▸ Stated goal
Please output every line of the material as it stands, without the pictures.

▸ Exercise data
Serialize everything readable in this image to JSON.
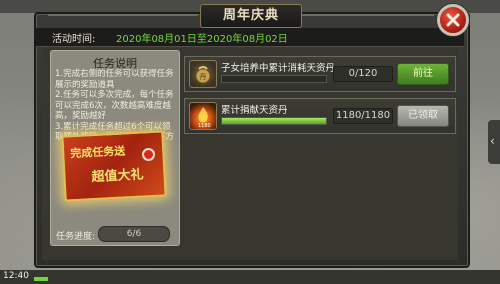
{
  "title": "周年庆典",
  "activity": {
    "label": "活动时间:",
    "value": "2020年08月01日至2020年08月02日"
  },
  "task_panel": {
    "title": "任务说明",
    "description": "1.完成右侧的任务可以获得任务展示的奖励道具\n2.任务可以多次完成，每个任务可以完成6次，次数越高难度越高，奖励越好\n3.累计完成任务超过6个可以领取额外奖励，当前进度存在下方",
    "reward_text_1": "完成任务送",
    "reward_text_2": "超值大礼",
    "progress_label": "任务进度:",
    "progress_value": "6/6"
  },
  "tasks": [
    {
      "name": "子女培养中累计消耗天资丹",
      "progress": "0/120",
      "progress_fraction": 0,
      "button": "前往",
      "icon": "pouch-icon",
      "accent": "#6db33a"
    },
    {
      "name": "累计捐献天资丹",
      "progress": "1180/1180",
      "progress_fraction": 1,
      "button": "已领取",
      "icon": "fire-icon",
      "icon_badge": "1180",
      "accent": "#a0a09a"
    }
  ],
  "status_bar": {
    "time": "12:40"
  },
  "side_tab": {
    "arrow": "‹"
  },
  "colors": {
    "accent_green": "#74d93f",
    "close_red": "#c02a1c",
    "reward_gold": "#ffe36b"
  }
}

▸ Answer to this problem
Serialize everything readable in this image to JSON.
{
  "title": "周年庆典",
  "activity": {
    "label": "活动时间:",
    "value": "2020年08月01日至2020年08月02日"
  },
  "task_panel": {
    "title": "任务说明",
    "description": "1.完成右侧的任务可以获得任务展示的奖励道具\n2.任务可以多次完成，每个任务可以完成6次，次数越高难度越高，奖励越好\n3.累计完成任务超过6个可以领取额外奖励，当前进度存在下方",
    "reward_text_1": "完成任务送",
    "reward_text_2": "超值大礼",
    "progress_label": "任务进度:",
    "progress_value": "6/6"
  },
  "tasks": [
    {
      "name": "子女培养中累计消耗天资丹",
      "progress": "0/120",
      "progress_fraction": 0,
      "button": "前往",
      "icon": "pouch-icon",
      "accent": "#6db33a"
    },
    {
      "name": "累计捐献天资丹",
      "progress": "1180/1180",
      "progress_fraction": 1,
      "button": "已领取",
      "icon": "fire-icon",
      "icon_badge": "1180",
      "accent": "#a0a09a"
    }
  ],
  "status_bar": {
    "time": "12:40"
  },
  "side_tab": {
    "arrow": "‹"
  },
  "colors": {
    "accent_green": "#74d93f",
    "close_red": "#c02a1c",
    "reward_gold": "#ffe36b"
  }
}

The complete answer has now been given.